━━━━━ RECORDS FOR THIS TASK ━━━━━
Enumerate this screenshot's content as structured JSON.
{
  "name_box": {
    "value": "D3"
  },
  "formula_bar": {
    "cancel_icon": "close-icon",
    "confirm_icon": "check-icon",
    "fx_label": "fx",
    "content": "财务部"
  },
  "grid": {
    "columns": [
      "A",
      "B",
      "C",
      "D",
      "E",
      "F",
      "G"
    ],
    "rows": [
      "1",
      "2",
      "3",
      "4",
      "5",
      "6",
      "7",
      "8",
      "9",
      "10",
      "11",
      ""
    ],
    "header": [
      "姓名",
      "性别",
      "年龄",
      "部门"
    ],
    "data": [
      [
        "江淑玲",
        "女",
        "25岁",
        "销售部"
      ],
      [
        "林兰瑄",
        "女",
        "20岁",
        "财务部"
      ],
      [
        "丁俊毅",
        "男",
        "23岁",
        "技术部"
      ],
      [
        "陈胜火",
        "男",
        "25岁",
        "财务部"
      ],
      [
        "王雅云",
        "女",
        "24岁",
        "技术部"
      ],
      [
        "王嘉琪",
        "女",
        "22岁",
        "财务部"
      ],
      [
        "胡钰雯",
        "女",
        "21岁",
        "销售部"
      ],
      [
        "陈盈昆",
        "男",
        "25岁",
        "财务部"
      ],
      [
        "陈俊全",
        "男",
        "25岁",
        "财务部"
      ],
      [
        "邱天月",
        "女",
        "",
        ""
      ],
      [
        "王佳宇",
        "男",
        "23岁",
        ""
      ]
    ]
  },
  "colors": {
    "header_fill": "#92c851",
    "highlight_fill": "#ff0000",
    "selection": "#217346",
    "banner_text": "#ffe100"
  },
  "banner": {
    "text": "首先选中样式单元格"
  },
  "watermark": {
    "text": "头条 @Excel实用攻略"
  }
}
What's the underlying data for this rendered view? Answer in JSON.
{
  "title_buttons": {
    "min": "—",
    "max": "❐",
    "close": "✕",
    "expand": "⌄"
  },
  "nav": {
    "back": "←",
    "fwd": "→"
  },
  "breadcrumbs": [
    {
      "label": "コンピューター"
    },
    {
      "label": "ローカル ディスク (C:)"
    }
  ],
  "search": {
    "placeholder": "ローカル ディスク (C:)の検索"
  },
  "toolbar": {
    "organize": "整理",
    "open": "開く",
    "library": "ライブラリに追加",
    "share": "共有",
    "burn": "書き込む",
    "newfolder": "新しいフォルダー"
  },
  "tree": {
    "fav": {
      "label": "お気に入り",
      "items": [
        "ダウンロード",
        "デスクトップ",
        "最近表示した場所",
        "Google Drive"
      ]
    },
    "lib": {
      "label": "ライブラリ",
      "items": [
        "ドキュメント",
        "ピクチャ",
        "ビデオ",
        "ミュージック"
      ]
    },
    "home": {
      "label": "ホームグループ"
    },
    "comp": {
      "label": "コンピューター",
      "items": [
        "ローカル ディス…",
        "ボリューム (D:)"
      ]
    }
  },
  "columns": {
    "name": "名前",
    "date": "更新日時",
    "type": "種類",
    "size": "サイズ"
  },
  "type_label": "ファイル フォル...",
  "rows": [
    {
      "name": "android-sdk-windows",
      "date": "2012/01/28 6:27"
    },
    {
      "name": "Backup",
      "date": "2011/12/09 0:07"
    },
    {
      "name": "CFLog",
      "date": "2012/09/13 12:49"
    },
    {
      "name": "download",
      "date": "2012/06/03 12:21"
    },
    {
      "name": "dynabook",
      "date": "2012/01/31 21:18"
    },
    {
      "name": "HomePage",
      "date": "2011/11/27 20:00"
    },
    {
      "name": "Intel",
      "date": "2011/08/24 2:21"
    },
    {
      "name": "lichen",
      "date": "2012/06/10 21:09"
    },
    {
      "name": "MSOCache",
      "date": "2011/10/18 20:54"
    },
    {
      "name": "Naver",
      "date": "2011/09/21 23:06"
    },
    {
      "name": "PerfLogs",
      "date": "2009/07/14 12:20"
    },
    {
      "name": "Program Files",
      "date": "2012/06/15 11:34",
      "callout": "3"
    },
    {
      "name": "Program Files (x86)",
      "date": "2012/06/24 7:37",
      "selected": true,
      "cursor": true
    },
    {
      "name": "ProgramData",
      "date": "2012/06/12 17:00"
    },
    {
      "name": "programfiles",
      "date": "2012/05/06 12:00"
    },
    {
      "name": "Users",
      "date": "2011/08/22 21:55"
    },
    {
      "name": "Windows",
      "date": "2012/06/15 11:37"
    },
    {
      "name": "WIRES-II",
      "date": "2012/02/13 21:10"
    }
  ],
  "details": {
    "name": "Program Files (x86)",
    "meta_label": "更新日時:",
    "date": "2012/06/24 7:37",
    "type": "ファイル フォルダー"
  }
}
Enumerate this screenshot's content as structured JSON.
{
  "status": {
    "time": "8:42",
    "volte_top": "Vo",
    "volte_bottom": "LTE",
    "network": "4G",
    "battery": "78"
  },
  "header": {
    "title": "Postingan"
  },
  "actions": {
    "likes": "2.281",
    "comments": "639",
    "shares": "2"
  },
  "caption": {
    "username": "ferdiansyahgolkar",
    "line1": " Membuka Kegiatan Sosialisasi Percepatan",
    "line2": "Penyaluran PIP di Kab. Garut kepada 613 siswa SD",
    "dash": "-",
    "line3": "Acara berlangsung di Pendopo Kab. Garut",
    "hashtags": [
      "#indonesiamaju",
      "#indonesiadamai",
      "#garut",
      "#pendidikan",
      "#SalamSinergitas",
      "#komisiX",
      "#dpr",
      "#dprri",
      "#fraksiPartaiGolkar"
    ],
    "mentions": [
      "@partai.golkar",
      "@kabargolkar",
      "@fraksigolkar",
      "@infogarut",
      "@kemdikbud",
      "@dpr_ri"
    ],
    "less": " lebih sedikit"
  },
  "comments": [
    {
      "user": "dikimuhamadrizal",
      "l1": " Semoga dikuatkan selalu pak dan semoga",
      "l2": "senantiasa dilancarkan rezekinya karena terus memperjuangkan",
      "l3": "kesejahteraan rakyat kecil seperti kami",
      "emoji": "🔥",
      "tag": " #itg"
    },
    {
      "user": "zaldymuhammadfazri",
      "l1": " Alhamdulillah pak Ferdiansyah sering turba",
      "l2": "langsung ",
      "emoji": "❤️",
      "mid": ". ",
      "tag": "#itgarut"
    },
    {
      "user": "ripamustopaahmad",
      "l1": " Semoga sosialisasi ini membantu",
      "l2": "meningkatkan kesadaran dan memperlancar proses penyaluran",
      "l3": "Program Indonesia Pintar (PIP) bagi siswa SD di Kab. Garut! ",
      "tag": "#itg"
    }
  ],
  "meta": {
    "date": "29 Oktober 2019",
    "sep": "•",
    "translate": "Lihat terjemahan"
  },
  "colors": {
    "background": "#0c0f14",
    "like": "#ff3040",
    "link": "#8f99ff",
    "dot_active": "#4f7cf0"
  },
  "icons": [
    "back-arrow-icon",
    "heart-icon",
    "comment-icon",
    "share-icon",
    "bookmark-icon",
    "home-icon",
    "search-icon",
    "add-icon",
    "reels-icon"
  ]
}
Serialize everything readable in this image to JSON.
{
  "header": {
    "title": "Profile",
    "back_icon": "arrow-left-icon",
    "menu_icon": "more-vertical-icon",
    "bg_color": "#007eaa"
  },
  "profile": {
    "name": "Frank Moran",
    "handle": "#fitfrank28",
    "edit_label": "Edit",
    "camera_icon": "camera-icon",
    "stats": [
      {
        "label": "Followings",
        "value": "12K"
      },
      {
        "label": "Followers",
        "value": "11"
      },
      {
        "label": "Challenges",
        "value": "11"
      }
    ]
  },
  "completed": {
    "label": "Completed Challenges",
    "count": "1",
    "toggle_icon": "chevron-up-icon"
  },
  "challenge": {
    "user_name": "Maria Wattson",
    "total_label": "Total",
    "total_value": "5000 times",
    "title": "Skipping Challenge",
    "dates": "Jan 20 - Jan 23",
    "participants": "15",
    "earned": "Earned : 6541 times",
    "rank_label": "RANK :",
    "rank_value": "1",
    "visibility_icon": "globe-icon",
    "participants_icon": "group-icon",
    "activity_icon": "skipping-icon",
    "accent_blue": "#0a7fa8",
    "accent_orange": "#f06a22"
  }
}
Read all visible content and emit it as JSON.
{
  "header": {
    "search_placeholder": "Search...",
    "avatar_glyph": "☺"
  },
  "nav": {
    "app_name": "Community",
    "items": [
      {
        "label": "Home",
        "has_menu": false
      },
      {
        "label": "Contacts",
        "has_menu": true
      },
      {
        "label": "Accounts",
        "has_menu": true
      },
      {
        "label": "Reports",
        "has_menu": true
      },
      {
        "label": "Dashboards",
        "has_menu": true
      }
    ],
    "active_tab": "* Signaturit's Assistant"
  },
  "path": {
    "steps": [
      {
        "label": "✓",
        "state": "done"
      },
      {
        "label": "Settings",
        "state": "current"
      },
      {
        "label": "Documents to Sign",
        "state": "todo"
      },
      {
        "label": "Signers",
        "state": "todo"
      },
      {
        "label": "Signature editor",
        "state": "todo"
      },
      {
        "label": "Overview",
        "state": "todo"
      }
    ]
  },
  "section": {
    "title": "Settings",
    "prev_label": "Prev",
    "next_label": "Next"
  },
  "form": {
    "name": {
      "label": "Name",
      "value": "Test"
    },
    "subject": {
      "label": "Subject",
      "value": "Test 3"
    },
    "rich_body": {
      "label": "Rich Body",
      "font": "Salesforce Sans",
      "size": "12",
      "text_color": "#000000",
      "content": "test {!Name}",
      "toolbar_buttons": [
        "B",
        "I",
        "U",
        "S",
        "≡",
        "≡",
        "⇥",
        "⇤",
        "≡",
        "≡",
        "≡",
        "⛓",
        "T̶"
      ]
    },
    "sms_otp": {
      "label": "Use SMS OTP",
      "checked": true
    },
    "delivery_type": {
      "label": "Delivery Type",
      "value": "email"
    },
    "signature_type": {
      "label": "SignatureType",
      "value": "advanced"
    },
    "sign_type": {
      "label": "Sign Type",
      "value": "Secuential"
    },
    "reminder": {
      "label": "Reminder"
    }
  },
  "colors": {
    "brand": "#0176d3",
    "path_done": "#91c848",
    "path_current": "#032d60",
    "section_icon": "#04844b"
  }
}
━━━━━
◆ **PROBLEM STATEMENT**
Using the listing above, locate the lines that hold "times" and copy each one.

◆ **TASK RESULT**
    "total_value": "5000 times",
    "earned": "Earned : 6541 times",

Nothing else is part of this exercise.